═══ AVAILABLE RECORDS ═══

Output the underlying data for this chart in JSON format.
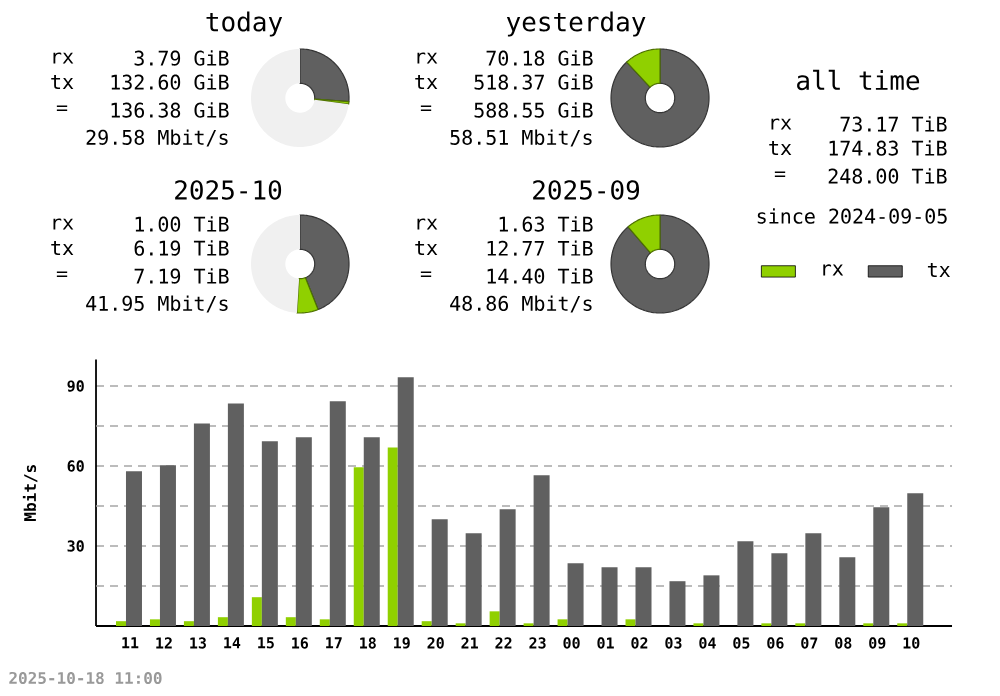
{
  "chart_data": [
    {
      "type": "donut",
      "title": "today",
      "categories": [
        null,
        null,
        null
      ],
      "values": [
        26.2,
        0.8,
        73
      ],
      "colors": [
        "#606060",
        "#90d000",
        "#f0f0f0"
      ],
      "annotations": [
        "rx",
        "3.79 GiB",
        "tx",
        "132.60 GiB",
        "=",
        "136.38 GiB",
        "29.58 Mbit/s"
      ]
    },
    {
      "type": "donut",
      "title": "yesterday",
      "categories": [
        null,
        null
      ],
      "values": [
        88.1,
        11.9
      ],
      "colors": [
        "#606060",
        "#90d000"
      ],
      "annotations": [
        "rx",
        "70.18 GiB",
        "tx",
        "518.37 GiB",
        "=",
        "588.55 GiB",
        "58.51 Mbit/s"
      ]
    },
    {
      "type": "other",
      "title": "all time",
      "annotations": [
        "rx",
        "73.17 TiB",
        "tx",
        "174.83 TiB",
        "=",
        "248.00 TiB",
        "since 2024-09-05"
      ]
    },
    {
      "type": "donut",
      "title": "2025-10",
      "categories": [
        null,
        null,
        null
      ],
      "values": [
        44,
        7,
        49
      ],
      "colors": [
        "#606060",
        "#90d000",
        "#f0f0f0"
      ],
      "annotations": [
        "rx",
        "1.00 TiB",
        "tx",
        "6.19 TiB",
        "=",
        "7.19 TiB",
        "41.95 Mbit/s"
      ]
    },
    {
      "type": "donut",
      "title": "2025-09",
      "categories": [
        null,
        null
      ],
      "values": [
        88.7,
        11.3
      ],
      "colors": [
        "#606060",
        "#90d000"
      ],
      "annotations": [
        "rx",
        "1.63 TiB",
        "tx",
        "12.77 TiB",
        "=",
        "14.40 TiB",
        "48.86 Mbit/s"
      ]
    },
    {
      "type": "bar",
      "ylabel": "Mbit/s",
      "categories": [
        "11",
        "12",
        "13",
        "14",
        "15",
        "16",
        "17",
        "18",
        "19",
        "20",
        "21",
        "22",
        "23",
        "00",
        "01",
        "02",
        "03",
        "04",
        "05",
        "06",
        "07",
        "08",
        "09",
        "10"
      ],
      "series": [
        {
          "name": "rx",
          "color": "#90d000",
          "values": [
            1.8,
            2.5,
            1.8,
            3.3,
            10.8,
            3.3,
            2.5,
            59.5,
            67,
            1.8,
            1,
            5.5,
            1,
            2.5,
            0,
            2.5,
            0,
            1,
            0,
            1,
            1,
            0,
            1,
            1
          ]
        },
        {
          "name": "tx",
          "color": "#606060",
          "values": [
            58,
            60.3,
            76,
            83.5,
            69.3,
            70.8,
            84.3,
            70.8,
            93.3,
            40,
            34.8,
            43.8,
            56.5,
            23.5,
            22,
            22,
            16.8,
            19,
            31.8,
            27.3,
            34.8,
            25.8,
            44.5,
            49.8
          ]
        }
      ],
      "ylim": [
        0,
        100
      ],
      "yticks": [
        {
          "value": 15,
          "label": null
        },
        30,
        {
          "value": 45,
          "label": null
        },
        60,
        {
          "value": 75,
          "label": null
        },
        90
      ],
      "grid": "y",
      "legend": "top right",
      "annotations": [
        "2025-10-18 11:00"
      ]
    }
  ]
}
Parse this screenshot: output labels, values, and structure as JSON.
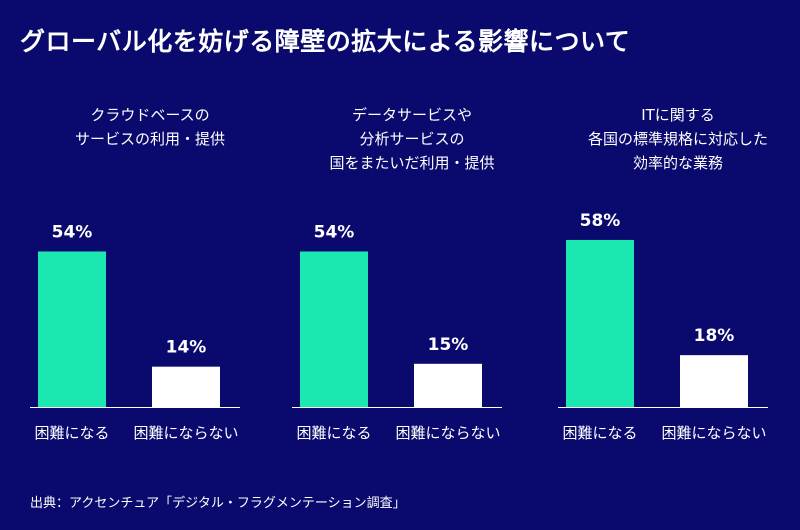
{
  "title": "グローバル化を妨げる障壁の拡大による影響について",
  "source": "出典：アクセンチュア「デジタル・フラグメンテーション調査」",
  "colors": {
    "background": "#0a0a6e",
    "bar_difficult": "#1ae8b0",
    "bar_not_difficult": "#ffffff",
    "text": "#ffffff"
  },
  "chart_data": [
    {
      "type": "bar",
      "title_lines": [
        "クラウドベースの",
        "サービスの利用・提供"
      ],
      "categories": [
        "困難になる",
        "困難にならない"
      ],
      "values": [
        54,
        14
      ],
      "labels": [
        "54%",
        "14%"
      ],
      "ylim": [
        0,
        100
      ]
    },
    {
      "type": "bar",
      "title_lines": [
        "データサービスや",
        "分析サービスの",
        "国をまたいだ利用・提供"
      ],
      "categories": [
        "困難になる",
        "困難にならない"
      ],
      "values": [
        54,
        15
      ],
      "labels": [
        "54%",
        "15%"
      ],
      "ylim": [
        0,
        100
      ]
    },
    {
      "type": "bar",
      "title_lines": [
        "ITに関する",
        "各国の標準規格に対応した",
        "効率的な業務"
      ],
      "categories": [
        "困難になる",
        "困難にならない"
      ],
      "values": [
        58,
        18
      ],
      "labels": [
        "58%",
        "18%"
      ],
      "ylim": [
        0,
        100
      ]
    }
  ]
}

═══

* _TO BE DONE_:
Copy out the entries verbatim and leave the images out.

* _ANSWER FOR THE TASK_:
Output the underlying data for this chart in JSON format.
{
  "chart_data": [
    {
      "type": "donut",
      "title": "today",
      "categories": [
        null,
        null,
        null
      ],
      "values": [
        26.2,
        0.8,
        73
      ],
      "colors": [
        "#606060",
        "#90d000",
        "#f0f0f0"
      ],
      "annotations": [
        "rx",
        "3.79 GiB",
        "tx",
        "132.60 GiB",
        "=",
        "136.38 GiB",
        "29.58 Mbit/s"
      ]
    },
    {
      "type": "donut",
      "title": "yesterday",
      "categories": [
        null,
        null
      ],
      "values": [
        88.1,
        11.9
      ],
      "colors": [
        "#606060",
        "#90d000"
      ],
      "annotations": [
        "rx",
        "70.18 GiB",
        "tx",
        "518.37 GiB",
        "=",
        "588.55 GiB",
        "58.51 Mbit/s"
      ]
    },
    {
      "type": "other",
      "title": "all time",
      "annotations": [
        "rx",
        "73.17 TiB",
        "tx",
        "174.83 TiB",
        "=",
        "248.00 TiB",
        "since 2024-09-05"
      ]
    },
    {
      "type": "donut",
      "title": "2025-10",
      "categories": [
        null,
        null,
        null
      ],
      "values": [
        44,
        7,
        49
      ],
      "colors": [
        "#606060",
        "#90d000",
        "#f0f0f0"
      ],
      "annotations": [
        "rx",
        "1.00 TiB",
        "tx",
        "6.19 TiB",
        "=",
        "7.19 TiB",
        "41.95 Mbit/s"
      ]
    },
    {
      "type": "donut",
      "title": "2025-09",
      "categories": [
        null,
        null
      ],
      "values": [
        88.7,
        11.3
      ],
      "colors": [
        "#606060",
        "#90d000"
      ],
      "annotations": [
        "rx",
        "1.63 TiB",
        "tx",
        "12.77 TiB",
        "=",
        "14.40 TiB",
        "48.86 Mbit/s"
      ]
    },
    {
      "type": "bar",
      "ylabel": "Mbit/s",
      "categories": [
        "11",
        "12",
        "13",
        "14",
        "15",
        "16",
        "17",
        "18",
        "19",
        "20",
        "21",
        "22",
        "23",
        "00",
        "01",
        "02",
        "03",
        "04",
        "05",
        "06",
        "07",
        "08",
        "09",
        "10"
      ],
      "series": [
        {
          "name": "rx",
          "color": "#90d000",
          "values": [
            1.8,
            2.5,
            1.8,
            3.3,
            10.8,
            3.3,
            2.5,
            59.5,
            67,
            1.8,
            1,
            5.5,
            1,
            2.5,
            0,
            2.5,
            0,
            1,
            0,
            1,
            1,
            0,
            1,
            1
          ]
        },
        {
          "name": "tx",
          "color": "#606060",
          "values": [
            58,
            60.3,
            76,
            83.5,
            69.3,
            70.8,
            84.3,
            70.8,
            93.3,
            40,
            34.8,
            43.8,
            56.5,
            23.5,
            22,
            22,
            16.8,
            19,
            31.8,
            27.3,
            34.8,
            25.8,
            44.5,
            49.8
          ]
        }
      ],
      "ylim": [
        0,
        100
      ],
      "yticks": [
        {
          "value": 15,
          "label": null
        },
        30,
        {
          "value": 45,
          "label": null
        },
        60,
        {
          "value": 75,
          "label": null
        },
        90
      ],
      "grid": "y",
      "legend": "top right",
      "annotations": [
        "2025-10-18 11:00"
      ]
    }
  ]
}
Parse this screenshot: output labels, values, and structure as JSON.
{
  "title": "グローバル化を妨げる障壁の拡大による影響について",
  "source": "出典：アクセンチュア「デジタル・フラグメンテーション調査」",
  "colors": {
    "background": "#0a0a6e",
    "bar_difficult": "#1ae8b0",
    "bar_not_difficult": "#ffffff",
    "text": "#ffffff"
  },
  "chart_data": [
    {
      "type": "bar",
      "title_lines": [
        "クラウドベースの",
        "サービスの利用・提供"
      ],
      "categories": [
        "困難になる",
        "困難にならない"
      ],
      "values": [
        54,
        14
      ],
      "labels": [
        "54%",
        "14%"
      ],
      "ylim": [
        0,
        100
      ]
    },
    {
      "type": "bar",
      "title_lines": [
        "データサービスや",
        "分析サービスの",
        "国をまたいだ利用・提供"
      ],
      "categories": [
        "困難になる",
        "困難にならない"
      ],
      "values": [
        54,
        15
      ],
      "labels": [
        "54%",
        "15%"
      ],
      "ylim": [
        0,
        100
      ]
    },
    {
      "type": "bar",
      "title_lines": [
        "ITに関する",
        "各国の標準規格に対応した",
        "効率的な業務"
      ],
      "categories": [
        "困難になる",
        "困難にならない"
      ],
      "values": [
        58,
        18
      ],
      "labels": [
        "58%",
        "18%"
      ],
      "ylim": [
        0,
        100
      ]
    }
  ]
}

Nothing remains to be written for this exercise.